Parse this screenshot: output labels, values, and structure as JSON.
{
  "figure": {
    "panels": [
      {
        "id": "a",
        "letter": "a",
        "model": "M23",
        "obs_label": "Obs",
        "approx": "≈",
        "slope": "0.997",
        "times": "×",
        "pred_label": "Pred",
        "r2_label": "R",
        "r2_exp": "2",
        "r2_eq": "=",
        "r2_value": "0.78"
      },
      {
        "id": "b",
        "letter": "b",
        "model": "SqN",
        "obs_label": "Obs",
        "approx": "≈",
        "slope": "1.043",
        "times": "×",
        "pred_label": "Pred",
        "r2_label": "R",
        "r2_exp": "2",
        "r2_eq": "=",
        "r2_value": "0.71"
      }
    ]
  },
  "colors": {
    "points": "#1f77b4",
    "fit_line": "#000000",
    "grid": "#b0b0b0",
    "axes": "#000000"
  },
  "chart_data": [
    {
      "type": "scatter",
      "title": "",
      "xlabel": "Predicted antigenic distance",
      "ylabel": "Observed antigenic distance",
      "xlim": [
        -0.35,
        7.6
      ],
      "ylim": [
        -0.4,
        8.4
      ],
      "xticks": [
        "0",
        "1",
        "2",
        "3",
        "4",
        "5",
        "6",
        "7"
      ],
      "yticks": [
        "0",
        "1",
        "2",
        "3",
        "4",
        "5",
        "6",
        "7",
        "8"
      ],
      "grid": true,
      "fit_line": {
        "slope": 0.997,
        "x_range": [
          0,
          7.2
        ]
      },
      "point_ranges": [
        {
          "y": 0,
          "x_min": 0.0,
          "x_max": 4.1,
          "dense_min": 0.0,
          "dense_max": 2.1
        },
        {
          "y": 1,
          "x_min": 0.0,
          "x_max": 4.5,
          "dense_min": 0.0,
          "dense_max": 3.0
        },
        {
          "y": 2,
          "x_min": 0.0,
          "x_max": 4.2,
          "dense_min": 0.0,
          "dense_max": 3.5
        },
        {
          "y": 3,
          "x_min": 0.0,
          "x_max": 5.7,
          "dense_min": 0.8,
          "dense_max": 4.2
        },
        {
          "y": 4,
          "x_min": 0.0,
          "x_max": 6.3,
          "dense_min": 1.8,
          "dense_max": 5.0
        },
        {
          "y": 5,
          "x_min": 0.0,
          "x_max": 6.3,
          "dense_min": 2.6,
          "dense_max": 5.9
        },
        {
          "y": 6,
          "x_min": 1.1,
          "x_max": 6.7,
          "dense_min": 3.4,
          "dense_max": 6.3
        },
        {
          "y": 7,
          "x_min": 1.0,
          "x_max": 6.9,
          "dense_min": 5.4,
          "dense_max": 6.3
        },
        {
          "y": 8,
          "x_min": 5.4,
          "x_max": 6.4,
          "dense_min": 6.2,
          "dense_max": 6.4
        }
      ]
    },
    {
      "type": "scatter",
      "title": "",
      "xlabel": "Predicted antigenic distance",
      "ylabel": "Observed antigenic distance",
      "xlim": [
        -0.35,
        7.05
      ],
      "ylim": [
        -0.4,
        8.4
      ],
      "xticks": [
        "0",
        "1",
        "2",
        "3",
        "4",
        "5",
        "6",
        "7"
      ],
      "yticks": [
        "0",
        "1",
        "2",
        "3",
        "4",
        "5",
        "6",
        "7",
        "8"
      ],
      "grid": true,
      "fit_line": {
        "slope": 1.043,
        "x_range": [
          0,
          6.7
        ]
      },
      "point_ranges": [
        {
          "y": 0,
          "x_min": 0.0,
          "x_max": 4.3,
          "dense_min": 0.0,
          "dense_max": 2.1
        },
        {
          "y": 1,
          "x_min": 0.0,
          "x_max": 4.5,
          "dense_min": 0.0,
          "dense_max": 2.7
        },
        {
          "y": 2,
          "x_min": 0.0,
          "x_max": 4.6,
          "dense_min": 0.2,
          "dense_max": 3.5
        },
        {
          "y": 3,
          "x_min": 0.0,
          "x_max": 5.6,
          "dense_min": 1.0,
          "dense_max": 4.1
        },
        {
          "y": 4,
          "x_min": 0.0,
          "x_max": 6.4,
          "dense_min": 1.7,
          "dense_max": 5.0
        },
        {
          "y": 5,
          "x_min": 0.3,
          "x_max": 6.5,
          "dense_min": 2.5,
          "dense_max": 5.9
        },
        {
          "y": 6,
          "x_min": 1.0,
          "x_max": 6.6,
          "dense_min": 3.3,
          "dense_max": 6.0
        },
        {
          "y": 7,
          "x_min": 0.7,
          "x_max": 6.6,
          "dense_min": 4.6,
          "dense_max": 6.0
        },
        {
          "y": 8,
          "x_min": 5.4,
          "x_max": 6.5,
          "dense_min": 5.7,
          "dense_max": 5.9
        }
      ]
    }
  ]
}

.....

Take the entries above and transcribe them exactly.

Parse this screenshot: output labels, values, and structure as JSON.
{
  "figure": {
    "panels": [
      {
        "id": "a",
        "letter": "a",
        "model": "M23",
        "obs_label": "Obs",
        "approx": "≈",
        "slope": "0.997",
        "times": "×",
        "pred_label": "Pred",
        "r2_label": "R",
        "r2_exp": "2",
        "r2_eq": "=",
        "r2_value": "0.78"
      },
      {
        "id": "b",
        "letter": "b",
        "model": "SqN",
        "obs_label": "Obs",
        "approx": "≈",
        "slope": "1.043",
        "times": "×",
        "pred_label": "Pred",
        "r2_label": "R",
        "r2_exp": "2",
        "r2_eq": "=",
        "r2_value": "0.71"
      }
    ]
  },
  "colors": {
    "points": "#1f77b4",
    "fit_line": "#000000",
    "grid": "#b0b0b0",
    "axes": "#000000"
  },
  "chart_data": [
    {
      "type": "scatter",
      "title": "",
      "xlabel": "Predicted antigenic distance",
      "ylabel": "Observed antigenic distance",
      "xlim": [
        -0.35,
        7.6
      ],
      "ylim": [
        -0.4,
        8.4
      ],
      "xticks": [
        "0",
        "1",
        "2",
        "3",
        "4",
        "5",
        "6",
        "7"
      ],
      "yticks": [
        "0",
        "1",
        "2",
        "3",
        "4",
        "5",
        "6",
        "7",
        "8"
      ],
      "grid": true,
      "fit_line": {
        "slope": 0.997,
        "x_range": [
          0,
          7.2
        ]
      },
      "point_ranges": [
        {
          "y": 0,
          "x_min": 0.0,
          "x_max": 4.1,
          "dense_min": 0.0,
          "dense_max": 2.1
        },
        {
          "y": 1,
          "x_min": 0.0,
          "x_max": 4.5,
          "dense_min": 0.0,
          "dense_max": 3.0
        },
        {
          "y": 2,
          "x_min": 0.0,
          "x_max": 4.2,
          "dense_min": 0.0,
          "dense_max": 3.5
        },
        {
          "y": 3,
          "x_min": 0.0,
          "x_max": 5.7,
          "dense_min": 0.8,
          "dense_max": 4.2
        },
        {
          "y": 4,
          "x_min": 0.0,
          "x_max": 6.3,
          "dense_min": 1.8,
          "dense_max": 5.0
        },
        {
          "y": 5,
          "x_min": 0.0,
          "x_max": 6.3,
          "dense_min": 2.6,
          "dense_max": 5.9
        },
        {
          "y": 6,
          "x_min": 1.1,
          "x_max": 6.7,
          "dense_min": 3.4,
          "dense_max": 6.3
        },
        {
          "y": 7,
          "x_min": 1.0,
          "x_max": 6.9,
          "dense_min": 5.4,
          "dense_max": 6.3
        },
        {
          "y": 8,
          "x_min": 5.4,
          "x_max": 6.4,
          "dense_min": 6.2,
          "dense_max": 6.4
        }
      ]
    },
    {
      "type": "scatter",
      "title": "",
      "xlabel": "Predicted antigenic distance",
      "ylabel": "Observed antigenic distance",
      "xlim": [
        -0.35,
        7.05
      ],
      "ylim": [
        -0.4,
        8.4
      ],
      "xticks": [
        "0",
        "1",
        "2",
        "3",
        "4",
        "5",
        "6",
        "7"
      ],
      "yticks": [
        "0",
        "1",
        "2",
        "3",
        "4",
        "5",
        "6",
        "7",
        "8"
      ],
      "grid": true,
      "fit_line": {
        "slope": 1.043,
        "x_range": [
          0,
          6.7
        ]
      },
      "point_ranges": [
        {
          "y": 0,
          "x_min": 0.0,
          "x_max": 4.3,
          "dense_min": 0.0,
          "dense_max": 2.1
        },
        {
          "y": 1,
          "x_min": 0.0,
          "x_max": 4.5,
          "dense_min": 0.0,
          "dense_max": 2.7
        },
        {
          "y": 2,
          "x_min": 0.0,
          "x_max": 4.6,
          "dense_min": 0.2,
          "dense_max": 3.5
        },
        {
          "y": 3,
          "x_min": 0.0,
          "x_max": 5.6,
          "dense_min": 1.0,
          "dense_max": 4.1
        },
        {
          "y": 4,
          "x_min": 0.0,
          "x_max": 6.4,
          "dense_min": 1.7,
          "dense_max": 5.0
        },
        {
          "y": 5,
          "x_min": 0.3,
          "x_max": 6.5,
          "dense_min": 2.5,
          "dense_max": 5.9
        },
        {
          "y": 6,
          "x_min": 1.0,
          "x_max": 6.6,
          "dense_min": 3.3,
          "dense_max": 6.0
        },
        {
          "y": 7,
          "x_min": 0.7,
          "x_max": 6.6,
          "dense_min": 4.6,
          "dense_max": 6.0
        },
        {
          "y": 8,
          "x_min": 5.4,
          "x_max": 6.5,
          "dense_min": 5.7,
          "dense_max": 5.9
        }
      ]
    }
  ]
}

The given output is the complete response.